**What needs to be done:**
Please put the data, from its first line through the line containing "navajo-point — [92, 675, 112, 695]" (both included), into a Markdown table with the columns Row and Line, leaving out any blank lines.

**Task inputs:**

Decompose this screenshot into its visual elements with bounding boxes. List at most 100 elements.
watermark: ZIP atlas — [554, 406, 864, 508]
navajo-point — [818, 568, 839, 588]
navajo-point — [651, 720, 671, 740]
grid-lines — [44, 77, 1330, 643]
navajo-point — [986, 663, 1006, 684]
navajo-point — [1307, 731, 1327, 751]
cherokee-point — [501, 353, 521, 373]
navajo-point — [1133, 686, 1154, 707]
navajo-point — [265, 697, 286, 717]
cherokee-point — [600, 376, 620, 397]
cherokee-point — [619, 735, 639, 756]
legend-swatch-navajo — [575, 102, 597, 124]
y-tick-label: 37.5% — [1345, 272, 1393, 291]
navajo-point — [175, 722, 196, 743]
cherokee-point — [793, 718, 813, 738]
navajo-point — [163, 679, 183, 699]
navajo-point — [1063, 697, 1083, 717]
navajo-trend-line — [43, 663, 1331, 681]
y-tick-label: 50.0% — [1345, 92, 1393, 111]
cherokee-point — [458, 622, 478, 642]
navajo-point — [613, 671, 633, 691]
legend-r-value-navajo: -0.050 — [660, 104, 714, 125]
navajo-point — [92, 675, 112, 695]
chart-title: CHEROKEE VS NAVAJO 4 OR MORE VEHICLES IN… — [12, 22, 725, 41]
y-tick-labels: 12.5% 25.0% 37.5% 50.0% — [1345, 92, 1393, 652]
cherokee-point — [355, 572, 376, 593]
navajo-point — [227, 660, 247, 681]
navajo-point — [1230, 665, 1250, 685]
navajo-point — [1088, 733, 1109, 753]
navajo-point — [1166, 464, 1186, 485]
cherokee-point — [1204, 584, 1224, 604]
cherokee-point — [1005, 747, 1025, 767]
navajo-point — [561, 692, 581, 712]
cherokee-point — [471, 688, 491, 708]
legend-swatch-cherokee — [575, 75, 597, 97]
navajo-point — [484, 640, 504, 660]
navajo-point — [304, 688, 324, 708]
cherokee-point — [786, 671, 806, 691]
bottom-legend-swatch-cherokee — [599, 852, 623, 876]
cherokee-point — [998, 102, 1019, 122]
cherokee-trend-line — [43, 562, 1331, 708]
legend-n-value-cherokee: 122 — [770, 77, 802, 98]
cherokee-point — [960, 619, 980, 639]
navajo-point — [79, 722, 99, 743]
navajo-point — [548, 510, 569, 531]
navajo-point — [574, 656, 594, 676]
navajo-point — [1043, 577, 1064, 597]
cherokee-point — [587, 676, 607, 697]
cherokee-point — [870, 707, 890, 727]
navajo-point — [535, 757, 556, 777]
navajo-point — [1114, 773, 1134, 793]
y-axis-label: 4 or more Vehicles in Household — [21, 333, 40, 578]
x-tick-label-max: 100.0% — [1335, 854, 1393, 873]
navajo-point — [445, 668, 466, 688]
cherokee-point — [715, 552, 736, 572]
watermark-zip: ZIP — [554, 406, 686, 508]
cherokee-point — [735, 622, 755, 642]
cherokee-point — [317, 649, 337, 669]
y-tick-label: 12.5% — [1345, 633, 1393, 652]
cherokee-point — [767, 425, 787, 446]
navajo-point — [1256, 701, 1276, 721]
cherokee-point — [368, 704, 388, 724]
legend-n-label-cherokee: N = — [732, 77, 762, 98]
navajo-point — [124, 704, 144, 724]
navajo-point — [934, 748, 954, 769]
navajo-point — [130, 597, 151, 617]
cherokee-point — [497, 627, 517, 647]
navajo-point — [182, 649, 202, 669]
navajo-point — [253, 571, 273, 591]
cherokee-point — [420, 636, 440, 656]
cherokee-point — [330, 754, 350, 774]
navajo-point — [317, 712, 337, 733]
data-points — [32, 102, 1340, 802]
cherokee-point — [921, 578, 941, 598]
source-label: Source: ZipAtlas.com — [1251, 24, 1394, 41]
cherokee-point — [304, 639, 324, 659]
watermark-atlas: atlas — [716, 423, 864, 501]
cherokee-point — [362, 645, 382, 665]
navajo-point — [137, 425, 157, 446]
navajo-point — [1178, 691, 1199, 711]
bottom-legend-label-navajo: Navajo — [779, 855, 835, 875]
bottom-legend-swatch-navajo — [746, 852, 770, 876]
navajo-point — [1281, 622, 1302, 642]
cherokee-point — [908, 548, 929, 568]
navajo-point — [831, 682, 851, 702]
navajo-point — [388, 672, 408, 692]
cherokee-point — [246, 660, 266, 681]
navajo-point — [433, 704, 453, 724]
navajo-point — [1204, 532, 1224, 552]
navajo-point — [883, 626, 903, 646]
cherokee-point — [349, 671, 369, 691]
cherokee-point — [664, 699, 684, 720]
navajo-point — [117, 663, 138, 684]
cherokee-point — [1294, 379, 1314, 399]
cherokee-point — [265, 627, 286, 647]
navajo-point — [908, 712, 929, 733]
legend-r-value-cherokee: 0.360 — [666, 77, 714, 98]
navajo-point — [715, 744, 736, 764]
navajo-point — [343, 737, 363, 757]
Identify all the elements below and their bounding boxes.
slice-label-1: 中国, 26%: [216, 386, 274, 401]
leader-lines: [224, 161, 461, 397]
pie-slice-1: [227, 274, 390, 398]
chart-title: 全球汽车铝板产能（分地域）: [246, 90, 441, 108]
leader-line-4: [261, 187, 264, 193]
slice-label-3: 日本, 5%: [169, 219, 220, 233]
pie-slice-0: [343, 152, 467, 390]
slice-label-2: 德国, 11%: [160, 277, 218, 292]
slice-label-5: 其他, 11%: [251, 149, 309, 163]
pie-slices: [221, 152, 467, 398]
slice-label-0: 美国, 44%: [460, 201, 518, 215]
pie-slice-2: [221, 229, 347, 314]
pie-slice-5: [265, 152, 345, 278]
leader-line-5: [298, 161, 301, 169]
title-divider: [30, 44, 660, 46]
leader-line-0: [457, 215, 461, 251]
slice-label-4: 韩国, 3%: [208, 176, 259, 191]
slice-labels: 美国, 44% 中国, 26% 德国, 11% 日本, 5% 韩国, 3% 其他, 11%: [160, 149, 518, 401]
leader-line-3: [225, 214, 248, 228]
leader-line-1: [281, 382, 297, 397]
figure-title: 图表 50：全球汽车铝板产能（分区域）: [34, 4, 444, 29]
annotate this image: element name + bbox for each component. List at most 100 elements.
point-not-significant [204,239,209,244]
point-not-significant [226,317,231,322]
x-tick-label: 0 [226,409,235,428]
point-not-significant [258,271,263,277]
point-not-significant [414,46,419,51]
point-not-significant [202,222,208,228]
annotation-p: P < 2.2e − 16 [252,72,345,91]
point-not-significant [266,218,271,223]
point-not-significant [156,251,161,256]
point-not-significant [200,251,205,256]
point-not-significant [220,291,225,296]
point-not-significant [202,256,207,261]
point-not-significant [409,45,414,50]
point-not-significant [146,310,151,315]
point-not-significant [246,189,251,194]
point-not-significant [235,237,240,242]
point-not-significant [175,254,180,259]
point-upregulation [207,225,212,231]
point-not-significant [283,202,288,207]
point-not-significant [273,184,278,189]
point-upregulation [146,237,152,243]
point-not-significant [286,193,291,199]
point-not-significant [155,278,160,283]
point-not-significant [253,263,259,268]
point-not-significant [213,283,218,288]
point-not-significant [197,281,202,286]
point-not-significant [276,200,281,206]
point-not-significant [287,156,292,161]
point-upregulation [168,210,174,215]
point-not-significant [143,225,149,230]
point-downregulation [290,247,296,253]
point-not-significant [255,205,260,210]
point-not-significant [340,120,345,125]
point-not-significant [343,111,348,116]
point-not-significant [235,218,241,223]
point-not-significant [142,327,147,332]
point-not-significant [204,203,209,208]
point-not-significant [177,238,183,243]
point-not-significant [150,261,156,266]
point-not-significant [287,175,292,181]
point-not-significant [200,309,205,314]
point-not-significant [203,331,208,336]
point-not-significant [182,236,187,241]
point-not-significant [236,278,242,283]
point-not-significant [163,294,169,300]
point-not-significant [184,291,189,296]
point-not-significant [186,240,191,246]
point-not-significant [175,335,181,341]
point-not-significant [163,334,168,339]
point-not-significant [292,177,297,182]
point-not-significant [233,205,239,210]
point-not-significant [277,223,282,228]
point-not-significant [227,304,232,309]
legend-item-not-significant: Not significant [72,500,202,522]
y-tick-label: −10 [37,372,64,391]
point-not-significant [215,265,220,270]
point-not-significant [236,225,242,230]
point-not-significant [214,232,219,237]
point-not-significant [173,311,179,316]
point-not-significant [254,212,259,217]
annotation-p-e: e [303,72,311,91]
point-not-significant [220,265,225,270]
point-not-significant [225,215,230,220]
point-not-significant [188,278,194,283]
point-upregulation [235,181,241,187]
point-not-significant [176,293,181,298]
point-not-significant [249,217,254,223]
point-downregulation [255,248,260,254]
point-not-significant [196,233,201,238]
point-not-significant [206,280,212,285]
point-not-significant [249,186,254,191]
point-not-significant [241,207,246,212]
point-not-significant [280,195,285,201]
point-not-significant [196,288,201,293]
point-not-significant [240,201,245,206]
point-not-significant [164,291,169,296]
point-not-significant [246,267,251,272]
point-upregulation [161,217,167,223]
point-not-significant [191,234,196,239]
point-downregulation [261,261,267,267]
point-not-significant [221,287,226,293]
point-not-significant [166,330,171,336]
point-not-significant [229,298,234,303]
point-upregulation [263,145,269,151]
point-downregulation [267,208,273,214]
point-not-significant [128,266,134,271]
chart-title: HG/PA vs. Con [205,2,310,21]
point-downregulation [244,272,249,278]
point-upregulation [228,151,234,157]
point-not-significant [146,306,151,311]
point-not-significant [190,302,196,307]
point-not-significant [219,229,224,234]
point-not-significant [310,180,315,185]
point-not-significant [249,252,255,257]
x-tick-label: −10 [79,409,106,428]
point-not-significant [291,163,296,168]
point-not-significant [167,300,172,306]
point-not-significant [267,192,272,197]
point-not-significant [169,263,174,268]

**Solution to this exercise:**
| Row | Line |
|---|---|
| 1 | Decompose this screenshot into its visual elements with bounding boxes. List at most 100 elements. |
| 2 | watermark: ZIP atlas — [554, 406, 864, 508] |
| 3 | navajo-point — [818, 568, 839, 588] |
| 4 | navajo-point — [651, 720, 671, 740] |
| 5 | grid-lines — [44, 77, 1330, 643] |
| 6 | navajo-point — [986, 663, 1006, 684] |
| 7 | navajo-point — [1307, 731, 1327, 751] |
| 8 | cherokee-point — [501, 353, 521, 373] |
| 9 | navajo-point — [1133, 686, 1154, 707] |
| 10 | navajo-point — [265, 697, 286, 717] |
| 11 | cherokee-point — [600, 376, 620, 397] |
| 12 | cherokee-point — [619, 735, 639, 756] |
| 13 | legend-swatch-navajo — [575, 102, 597, 124] |
| 14 | y-tick-label: 37.5% — [1345, 272, 1393, 291] |
| 15 | navajo-point — [175, 722, 196, 743] |
| 16 | cherokee-point — [793, 718, 813, 738] |
| 17 | navajo-point — [163, 679, 183, 699] |
| 18 | navajo-point — [1063, 697, 1083, 717] |
| 19 | navajo-trend-line — [43, 663, 1331, 681] |
| 20 | y-tick-label: 50.0% — [1345, 92, 1393, 111] |
| 21 | cherokee-point — [458, 622, 478, 642] |
| 22 | navajo-point — [613, 671, 633, 691] |
| 23 | legend-r-value-navajo: -0.050 — [660, 104, 714, 125] |
| 24 | navajo-point — [92, 675, 112, 695] |